** start **

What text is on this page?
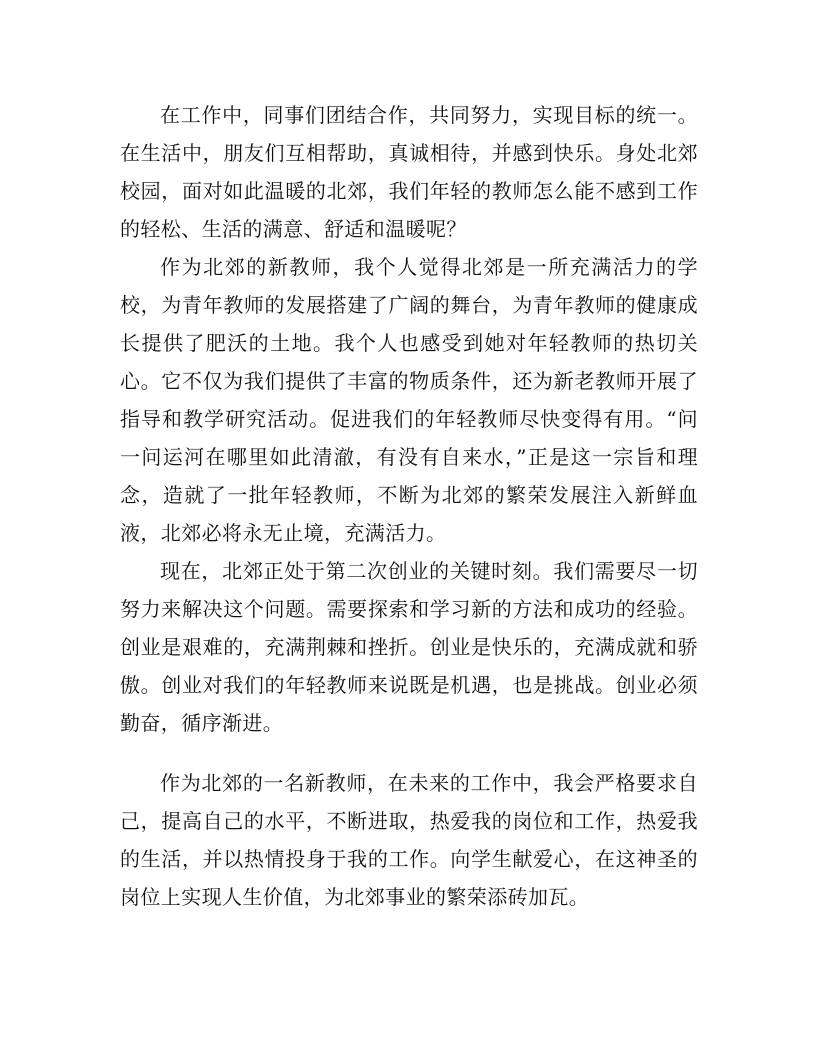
在工作中，同事们团结合作，共同努力，实现目标的统一。在生活中，朋友们互相帮助，真诚相待，并感到快乐。身处北郊校园，面对如此温暖的北郊，我们年轻的教师怎么能不感到工作的轻松、生活的满意、舒适和温暖呢？

作为北郊的新教师，我个人觉得北郊是一所充满活力的学校，为青年教师的发展搭建了广阔的舞台，为青年教师的健康成长提供了肥沃的土地。我个人也感受到她对年轻教师的热切关心。它不仅为我们提供了丰富的物质条件，还为新老教师开展了指导和教学研究活动。促进我们的年轻教师尽快变得有用。“问一问运河在哪里如此清澈，有没有自来水，”正是这一宗旨和理念，造就了一批年轻教师，不断为北郊的繁荣发展注入新鲜血液，北郊必将永无止境，充满活力。

现在，北郊正处于第二次创业的关键时刻。我们需要尽一切努力来解决这个问题。需要探索和学习新的方法和成功的经验。创业是艰难的，充满荆棘和挫折。创业是快乐的，充满成就和骄傲。创业对我们的年轻教师来说既是机遇，也是挑战。创业必须勤奋，循序渐进。

作为北郊的一名新教师，在未来的工作中，我会严格要求自己，提高自己的水平，不断进取，热爱我的岗位和工作，热爱我的生活，并以热情投身于我的工作。向学生献爱心，在这神圣的岗位上实现人生价值，为北郊事业的繁荣添砖加瓦。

** end **

• [Your objective] Repeat the entries exactly. Pictures are excluded from the copy.

• [Written solution]
What text is on this page?
在工作中，同事们团结合作，共同努力，实现目标的统一。在生活中，朋友们互相帮助，真诚相待，并感到快乐。身处北郊校园，面对如此温暖的北郊，我们年轻的教师怎么能不感到工作的轻松、生活的满意、舒适和温暖呢？

作为北郊的新教师，我个人觉得北郊是一所充满活力的学校，为青年教师的发展搭建了广阔的舞台，为青年教师的健康成长提供了肥沃的土地。我个人也感受到她对年轻教师的热切关心。它不仅为我们提供了丰富的物质条件，还为新老教师开展了指导和教学研究活动。促进我们的年轻教师尽快变得有用。“问一问运河在哪里如此清澈，有没有自来水，”正是这一宗旨和理念，造就了一批年轻教师，不断为北郊的繁荣发展注入新鲜血液，北郊必将永无止境，充满活力。

现在，北郊正处于第二次创业的关键时刻。我们需要尽一切努力来解决这个问题。需要探索和学习新的方法和成功的经验。创业是艰难的，充满荆棘和挫折。创业是快乐的，充满成就和骄傲。创业对我们的年轻教师来说既是机遇，也是挑战。创业必须勤奋，循序渐进。

作为北郊的一名新教师，在未来的工作中，我会严格要求自己，提高自己的水平，不断进取，热爱我的岗位和工作，热爱我的生活，并以热情投身于我的工作。向学生献爱心，在这神圣的岗位上实现人生价值，为北郊事业的繁荣添砖加瓦。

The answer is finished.